==== Records shown

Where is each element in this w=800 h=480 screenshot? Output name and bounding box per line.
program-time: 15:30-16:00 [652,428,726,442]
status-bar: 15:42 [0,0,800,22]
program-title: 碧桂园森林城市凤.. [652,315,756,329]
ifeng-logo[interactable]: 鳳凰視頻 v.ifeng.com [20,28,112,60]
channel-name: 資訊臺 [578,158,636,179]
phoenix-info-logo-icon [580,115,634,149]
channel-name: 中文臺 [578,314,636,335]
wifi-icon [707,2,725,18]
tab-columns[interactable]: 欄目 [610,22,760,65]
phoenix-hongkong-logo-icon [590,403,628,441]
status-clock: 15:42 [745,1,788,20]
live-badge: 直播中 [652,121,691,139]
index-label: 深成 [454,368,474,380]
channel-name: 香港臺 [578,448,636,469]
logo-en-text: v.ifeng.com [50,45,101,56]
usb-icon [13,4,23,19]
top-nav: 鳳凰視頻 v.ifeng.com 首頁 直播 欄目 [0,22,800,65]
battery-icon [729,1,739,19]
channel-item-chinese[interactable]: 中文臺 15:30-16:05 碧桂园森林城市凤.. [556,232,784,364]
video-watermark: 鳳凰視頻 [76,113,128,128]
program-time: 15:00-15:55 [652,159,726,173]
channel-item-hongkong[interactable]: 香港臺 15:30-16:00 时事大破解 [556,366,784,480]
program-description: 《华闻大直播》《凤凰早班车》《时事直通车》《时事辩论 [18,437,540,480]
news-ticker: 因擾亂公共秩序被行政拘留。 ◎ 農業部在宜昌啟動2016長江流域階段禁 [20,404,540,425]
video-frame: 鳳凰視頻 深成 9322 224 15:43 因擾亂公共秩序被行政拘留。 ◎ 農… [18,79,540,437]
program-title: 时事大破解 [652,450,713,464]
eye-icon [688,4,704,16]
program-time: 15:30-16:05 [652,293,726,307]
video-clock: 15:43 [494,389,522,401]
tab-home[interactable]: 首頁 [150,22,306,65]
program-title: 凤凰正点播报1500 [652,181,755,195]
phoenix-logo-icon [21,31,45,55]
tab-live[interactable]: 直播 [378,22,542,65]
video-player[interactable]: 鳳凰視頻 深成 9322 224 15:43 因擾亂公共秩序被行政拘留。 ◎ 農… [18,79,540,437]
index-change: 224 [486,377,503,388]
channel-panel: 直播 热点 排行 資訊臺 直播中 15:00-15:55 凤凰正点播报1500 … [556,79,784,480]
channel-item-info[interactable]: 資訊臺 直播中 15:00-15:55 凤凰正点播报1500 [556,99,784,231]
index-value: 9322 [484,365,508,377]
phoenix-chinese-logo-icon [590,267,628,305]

========

-- Your goal --
Pick out every line of the material that contains the string "index".

-- Complete answer --
index-label: 深成 [454,368,474,380]
index-change: 224 [486,377,503,388]
index-value: 9322 [484,365,508,377]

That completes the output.